Extract each record and reproduce it exactly.
[Start The data]
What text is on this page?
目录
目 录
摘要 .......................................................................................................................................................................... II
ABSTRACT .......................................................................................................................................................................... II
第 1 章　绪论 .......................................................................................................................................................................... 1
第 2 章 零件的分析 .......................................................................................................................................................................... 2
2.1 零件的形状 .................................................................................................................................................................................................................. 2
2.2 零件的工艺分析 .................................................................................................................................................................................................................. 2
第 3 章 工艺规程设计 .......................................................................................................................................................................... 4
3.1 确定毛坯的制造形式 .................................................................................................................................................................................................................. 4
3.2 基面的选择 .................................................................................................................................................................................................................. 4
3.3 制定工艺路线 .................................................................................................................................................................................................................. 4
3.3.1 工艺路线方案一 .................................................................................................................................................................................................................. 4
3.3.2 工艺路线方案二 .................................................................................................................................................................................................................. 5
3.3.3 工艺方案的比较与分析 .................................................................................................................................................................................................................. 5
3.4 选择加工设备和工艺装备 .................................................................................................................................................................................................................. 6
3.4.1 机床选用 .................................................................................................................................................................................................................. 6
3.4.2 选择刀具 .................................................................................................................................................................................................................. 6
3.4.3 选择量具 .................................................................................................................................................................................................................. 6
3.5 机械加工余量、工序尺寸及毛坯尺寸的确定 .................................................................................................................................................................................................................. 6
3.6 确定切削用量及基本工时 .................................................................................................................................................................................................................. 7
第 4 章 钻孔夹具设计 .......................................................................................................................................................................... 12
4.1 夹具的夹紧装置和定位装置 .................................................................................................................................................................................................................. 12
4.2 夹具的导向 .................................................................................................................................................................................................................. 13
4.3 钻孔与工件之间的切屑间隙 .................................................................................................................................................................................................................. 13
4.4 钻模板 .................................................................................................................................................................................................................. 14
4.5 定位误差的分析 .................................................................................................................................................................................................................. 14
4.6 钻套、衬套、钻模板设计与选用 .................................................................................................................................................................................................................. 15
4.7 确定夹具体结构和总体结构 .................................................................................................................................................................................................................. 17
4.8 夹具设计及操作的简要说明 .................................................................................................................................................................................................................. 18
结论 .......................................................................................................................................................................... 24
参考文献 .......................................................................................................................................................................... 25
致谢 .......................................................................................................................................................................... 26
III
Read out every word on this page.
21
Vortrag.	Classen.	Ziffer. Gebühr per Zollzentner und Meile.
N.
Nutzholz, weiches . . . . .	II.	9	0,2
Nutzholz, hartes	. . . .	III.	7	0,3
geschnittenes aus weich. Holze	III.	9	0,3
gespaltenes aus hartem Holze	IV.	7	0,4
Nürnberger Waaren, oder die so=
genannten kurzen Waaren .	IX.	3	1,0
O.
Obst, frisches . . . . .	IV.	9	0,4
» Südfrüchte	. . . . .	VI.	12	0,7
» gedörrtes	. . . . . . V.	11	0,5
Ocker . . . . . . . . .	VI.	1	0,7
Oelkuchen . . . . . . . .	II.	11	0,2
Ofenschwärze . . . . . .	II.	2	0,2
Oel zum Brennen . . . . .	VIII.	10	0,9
[End The data]
> _Written response_:
What text is on this page?
目录
目 录
摘要 .......................................................................................................................................................................... II
ABSTRACT .......................................................................................................................................................................... II
第 1 章　绪论 .......................................................................................................................................................................... 1
第 2 章 零件的分析 .......................................................................................................................................................................... 2
2.1 零件的形状 .................................................................................................................................................................................................................. 2
2.2 零件的工艺分析 .................................................................................................................................................................................................................. 2
第 3 章 工艺规程设计 .......................................................................................................................................................................... 4
3.1 确定毛坯的制造形式 .................................................................................................................................................................................................................. 4
3.2 基面的选择 .................................................................................................................................................................................................................. 4
3.3 制定工艺路线 .................................................................................................................................................................................................................. 4
3.3.1 工艺路线方案一 .................................................................................................................................................................................................................. 4
3.3.2 工艺路线方案二 .................................................................................................................................................................................................................. 5
3.3.3 工艺方案的比较与分析 .................................................................................................................................................................................................................. 5
3.4 选择加工设备和工艺装备 .................................................................................................................................................................................................................. 6
3.4.1 机床选用 .................................................................................................................................................................................................................. 6
3.4.2 选择刀具 .................................................................................................................................................................................................................. 6
3.4.3 选择量具 .................................................................................................................................................................................................................. 6
3.5 机械加工余量、工序尺寸及毛坯尺寸的确定 .................................................................................................................................................................................................................. 6
3.6 确定切削用量及基本工时 .................................................................................................................................................................................................................. 7
第 4 章 钻孔夹具设计 .......................................................................................................................................................................... 12
4.1 夹具的夹紧装置和定位装置 .................................................................................................................................................................................................................. 12
4.2 夹具的导向 .................................................................................................................................................................................................................. 13
4.3 钻孔与工件之间的切屑间隙 .................................................................................................................................................................................................................. 13
4.4 钻模板 .................................................................................................................................................................................................................. 14
4.5 定位误差的分析 .................................................................................................................................................................................................................. 14
4.6 钻套、衬套、钻模板设计与选用 .................................................................................................................................................................................................................. 15
4.7 确定夹具体结构和总体结构 .................................................................................................................................................................................................................. 17
4.8 夹具设计及操作的简要说明 .................................................................................................................................................................................................................. 18
结论 .......................................................................................................................................................................... 24
参考文献 .......................................................................................................................................................................... 25
致谢 .......................................................................................................................................................................... 26
III
Read out every word on this page.
21
Vortrag.	Classen.	Ziffer. Gebühr per Zollzentner und Meile.
N.
Nutzholz, weiches . . . . .	II.	9	0,2
Nutzholz, hartes	. . . .	III.	7	0,3
geschnittenes aus weich. Holze	III.	9	0,3
gespaltenes aus hartem Holze	IV.	7	0,4
Nürnberger Waaren, oder die so=
genannten kurzen Waaren .	IX.	3	1,0
O.
Obst, frisches . . . . .	IV.	9	0,4
» Südfrüchte	. . . . .	VI.	12	0,7
» gedörrtes	. . . . . . V.	11	0,5
Ocker . . . . . . . . .	VI.	1	0,7
Oelkuchen . . . . . . . .	II.	11	0,2
Ofenschwärze . . . . . .	II.	2	0,2
Oel zum Brennen . . . . .	VIII.	10	0,9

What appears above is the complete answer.